- _Goal_:
Extract every line that includes the string "rounded".

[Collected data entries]
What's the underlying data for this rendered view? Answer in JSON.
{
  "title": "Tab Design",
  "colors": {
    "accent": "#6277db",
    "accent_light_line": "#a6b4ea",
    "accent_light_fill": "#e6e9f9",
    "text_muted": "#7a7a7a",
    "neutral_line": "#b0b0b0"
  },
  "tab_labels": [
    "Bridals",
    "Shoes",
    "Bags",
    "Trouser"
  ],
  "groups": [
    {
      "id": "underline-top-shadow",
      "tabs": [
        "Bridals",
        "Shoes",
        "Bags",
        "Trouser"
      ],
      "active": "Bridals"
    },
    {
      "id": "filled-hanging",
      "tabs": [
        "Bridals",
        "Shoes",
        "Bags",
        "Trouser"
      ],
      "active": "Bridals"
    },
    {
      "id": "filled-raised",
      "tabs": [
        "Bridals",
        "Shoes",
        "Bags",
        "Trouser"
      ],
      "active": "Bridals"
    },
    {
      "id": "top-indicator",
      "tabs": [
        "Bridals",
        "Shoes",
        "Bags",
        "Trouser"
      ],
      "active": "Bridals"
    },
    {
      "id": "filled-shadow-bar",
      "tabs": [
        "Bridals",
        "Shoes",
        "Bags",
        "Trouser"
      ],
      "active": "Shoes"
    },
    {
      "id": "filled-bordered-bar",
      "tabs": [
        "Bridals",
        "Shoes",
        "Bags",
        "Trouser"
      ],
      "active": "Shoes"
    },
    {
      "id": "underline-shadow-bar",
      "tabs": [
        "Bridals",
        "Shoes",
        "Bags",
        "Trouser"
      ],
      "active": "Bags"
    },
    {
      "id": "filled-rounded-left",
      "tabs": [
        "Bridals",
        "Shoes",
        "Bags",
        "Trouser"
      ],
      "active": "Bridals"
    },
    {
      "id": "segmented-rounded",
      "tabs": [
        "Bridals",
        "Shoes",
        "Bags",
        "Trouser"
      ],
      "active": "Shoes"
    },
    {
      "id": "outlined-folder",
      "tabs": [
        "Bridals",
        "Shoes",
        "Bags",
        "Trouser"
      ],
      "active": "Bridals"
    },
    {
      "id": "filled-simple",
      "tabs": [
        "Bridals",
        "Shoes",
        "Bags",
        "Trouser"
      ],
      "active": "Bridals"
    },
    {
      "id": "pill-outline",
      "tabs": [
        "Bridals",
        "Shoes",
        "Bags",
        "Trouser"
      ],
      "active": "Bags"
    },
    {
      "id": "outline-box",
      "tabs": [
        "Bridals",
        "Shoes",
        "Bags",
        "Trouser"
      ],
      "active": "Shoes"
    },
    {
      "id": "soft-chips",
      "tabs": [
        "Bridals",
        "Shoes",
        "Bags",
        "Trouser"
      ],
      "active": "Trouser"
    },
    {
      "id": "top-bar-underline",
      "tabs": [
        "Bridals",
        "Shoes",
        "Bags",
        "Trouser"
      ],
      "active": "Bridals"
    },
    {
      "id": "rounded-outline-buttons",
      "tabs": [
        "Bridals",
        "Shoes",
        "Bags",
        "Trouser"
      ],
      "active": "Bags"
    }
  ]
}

- _Worked solution_:
      "id": "filled-rounded-left",
      "id": "segmented-rounded",
      "id": "rounded-outline-buttons",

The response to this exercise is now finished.